- Task requirements:
Pick out every line that holds the string "grid" and copy it.
::: Data section
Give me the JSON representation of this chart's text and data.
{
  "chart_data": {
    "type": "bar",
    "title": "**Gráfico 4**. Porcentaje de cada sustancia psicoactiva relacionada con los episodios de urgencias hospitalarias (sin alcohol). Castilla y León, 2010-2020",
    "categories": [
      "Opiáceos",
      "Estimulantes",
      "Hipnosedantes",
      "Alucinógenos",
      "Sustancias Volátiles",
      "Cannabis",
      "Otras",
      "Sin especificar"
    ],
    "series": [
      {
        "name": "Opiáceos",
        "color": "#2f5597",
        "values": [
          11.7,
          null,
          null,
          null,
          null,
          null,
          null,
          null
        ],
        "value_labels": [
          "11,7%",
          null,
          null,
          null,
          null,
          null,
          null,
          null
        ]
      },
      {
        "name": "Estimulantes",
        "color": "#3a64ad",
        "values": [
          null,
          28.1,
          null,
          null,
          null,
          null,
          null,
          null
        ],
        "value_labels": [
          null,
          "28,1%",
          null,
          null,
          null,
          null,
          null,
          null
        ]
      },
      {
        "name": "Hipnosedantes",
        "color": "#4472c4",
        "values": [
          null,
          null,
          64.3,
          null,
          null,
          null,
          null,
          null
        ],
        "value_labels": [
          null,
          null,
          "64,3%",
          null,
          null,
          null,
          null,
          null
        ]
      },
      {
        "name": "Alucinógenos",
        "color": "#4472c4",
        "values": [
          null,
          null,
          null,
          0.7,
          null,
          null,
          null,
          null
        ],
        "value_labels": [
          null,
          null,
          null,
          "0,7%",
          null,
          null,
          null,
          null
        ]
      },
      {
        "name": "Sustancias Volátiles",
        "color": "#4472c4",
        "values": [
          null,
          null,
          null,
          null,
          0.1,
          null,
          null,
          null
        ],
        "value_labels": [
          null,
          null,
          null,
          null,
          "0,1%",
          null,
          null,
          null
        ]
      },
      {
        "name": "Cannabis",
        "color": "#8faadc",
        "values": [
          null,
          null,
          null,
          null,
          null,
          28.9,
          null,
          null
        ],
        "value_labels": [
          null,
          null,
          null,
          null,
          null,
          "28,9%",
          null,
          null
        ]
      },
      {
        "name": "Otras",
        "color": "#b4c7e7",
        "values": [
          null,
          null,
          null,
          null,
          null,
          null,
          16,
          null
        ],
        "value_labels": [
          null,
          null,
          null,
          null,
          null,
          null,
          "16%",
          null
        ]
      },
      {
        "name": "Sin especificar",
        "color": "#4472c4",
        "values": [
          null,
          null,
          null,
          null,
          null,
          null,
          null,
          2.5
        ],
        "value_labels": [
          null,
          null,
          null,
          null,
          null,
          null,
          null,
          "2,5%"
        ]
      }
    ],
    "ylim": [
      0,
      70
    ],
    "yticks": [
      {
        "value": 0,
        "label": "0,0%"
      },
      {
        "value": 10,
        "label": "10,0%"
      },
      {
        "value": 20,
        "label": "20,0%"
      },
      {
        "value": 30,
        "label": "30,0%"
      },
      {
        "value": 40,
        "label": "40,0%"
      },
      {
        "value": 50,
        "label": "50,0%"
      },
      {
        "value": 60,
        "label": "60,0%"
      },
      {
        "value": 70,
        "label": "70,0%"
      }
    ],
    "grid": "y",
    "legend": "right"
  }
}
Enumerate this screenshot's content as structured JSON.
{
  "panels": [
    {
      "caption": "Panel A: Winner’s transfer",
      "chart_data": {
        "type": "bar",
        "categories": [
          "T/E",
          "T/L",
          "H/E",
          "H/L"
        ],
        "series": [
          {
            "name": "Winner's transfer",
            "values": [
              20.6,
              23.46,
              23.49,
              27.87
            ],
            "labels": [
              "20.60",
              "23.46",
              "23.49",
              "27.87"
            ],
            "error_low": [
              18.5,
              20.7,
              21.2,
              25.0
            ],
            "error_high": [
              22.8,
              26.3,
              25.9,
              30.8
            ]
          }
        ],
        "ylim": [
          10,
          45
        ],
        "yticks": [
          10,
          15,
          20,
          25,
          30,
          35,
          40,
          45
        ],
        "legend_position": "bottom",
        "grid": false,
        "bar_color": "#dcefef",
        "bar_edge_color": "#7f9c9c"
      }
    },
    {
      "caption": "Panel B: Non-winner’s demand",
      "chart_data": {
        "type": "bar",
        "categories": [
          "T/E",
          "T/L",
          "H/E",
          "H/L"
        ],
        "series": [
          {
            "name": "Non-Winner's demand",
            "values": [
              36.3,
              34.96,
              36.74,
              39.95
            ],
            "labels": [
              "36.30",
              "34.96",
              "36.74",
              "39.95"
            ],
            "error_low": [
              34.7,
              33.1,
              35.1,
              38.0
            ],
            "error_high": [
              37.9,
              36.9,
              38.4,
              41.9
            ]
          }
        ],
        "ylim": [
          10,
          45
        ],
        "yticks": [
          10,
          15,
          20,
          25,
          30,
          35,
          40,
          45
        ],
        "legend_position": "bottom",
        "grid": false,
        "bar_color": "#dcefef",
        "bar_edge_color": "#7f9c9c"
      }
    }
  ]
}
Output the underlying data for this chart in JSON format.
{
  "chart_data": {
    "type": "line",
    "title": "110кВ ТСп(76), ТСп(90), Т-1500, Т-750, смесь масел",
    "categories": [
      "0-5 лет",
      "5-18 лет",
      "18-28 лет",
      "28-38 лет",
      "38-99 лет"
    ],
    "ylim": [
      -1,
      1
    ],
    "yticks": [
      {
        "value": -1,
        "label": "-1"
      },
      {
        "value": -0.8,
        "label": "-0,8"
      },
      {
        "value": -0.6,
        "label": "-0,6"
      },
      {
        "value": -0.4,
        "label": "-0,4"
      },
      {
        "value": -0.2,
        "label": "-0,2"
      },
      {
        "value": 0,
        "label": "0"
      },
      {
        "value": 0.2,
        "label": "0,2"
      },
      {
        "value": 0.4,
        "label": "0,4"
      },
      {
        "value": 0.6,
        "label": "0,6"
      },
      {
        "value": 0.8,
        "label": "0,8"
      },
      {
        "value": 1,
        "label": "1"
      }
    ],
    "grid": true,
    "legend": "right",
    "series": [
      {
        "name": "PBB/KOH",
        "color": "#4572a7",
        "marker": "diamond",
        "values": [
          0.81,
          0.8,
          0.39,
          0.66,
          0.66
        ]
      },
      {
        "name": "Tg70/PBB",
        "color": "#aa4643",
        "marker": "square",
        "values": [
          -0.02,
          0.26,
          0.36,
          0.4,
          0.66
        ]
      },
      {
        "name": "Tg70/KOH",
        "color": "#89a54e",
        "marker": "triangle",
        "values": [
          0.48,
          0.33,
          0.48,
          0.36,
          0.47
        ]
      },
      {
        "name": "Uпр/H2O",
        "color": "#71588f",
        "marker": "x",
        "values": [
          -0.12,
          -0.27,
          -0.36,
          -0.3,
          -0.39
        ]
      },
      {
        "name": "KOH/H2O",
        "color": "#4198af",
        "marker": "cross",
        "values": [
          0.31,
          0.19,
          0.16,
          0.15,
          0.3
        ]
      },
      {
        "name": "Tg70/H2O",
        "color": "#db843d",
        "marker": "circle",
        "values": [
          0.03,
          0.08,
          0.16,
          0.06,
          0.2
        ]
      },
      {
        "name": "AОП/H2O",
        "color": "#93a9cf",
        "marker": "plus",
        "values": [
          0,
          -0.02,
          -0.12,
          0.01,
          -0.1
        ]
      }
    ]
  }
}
::::::
- Answer to this problem:
    "grid": "y",
        "grid": false,
        "grid": false,
    "grid": true,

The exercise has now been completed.